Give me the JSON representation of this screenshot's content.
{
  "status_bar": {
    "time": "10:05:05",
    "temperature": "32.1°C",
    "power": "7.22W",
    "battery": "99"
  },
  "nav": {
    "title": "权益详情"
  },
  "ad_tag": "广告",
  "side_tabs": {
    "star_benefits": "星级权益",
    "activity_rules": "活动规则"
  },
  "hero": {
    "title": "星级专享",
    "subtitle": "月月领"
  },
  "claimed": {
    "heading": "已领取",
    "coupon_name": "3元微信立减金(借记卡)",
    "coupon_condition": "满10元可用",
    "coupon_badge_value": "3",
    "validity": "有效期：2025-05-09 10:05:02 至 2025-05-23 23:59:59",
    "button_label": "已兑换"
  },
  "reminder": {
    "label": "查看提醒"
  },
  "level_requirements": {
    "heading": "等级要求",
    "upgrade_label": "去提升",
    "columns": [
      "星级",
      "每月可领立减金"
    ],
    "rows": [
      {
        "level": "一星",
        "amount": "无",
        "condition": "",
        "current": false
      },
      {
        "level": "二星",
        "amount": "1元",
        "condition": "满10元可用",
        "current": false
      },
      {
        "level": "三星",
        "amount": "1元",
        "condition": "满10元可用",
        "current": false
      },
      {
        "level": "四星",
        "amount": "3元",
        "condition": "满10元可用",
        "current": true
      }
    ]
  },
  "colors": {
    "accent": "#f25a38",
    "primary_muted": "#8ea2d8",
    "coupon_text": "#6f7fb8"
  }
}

◇ ◇ ◇

Write the entries again, exactly as they stand.

## Expected output:
Give me the JSON representation of this screenshot's content.
{
  "status_bar": {
    "time": "10:05:05",
    "temperature": "32.1°C",
    "power": "7.22W",
    "battery": "99"
  },
  "nav": {
    "title": "权益详情"
  },
  "ad_tag": "广告",
  "side_tabs": {
    "star_benefits": "星级权益",
    "activity_rules": "活动规则"
  },
  "hero": {
    "title": "星级专享",
    "subtitle": "月月领"
  },
  "claimed": {
    "heading": "已领取",
    "coupon_name": "3元微信立减金(借记卡)",
    "coupon_condition": "满10元可用",
    "coupon_badge_value": "3",
    "validity": "有效期：2025-05-09 10:05:02 至 2025-05-23 23:59:59",
    "button_label": "已兑换"
  },
  "reminder": {
    "label": "查看提醒"
  },
  "level_requirements": {
    "heading": "等级要求",
    "upgrade_label": "去提升",
    "columns": [
      "星级",
      "每月可领立减金"
    ],
    "rows": [
      {
        "level": "一星",
        "amount": "无",
        "condition": "",
        "current": false
      },
      {
        "level": "二星",
        "amount": "1元",
        "condition": "满10元可用",
        "current": false
      },
      {
        "level": "三星",
        "amount": "1元",
        "condition": "满10元可用",
        "current": false
      },
      {
        "level": "四星",
        "amount": "3元",
        "condition": "满10元可用",
        "current": true
      }
    ]
  },
  "colors": {
    "accent": "#f25a38",
    "primary_muted": "#8ea2d8",
    "coupon_text": "#6f7fb8"
  }
}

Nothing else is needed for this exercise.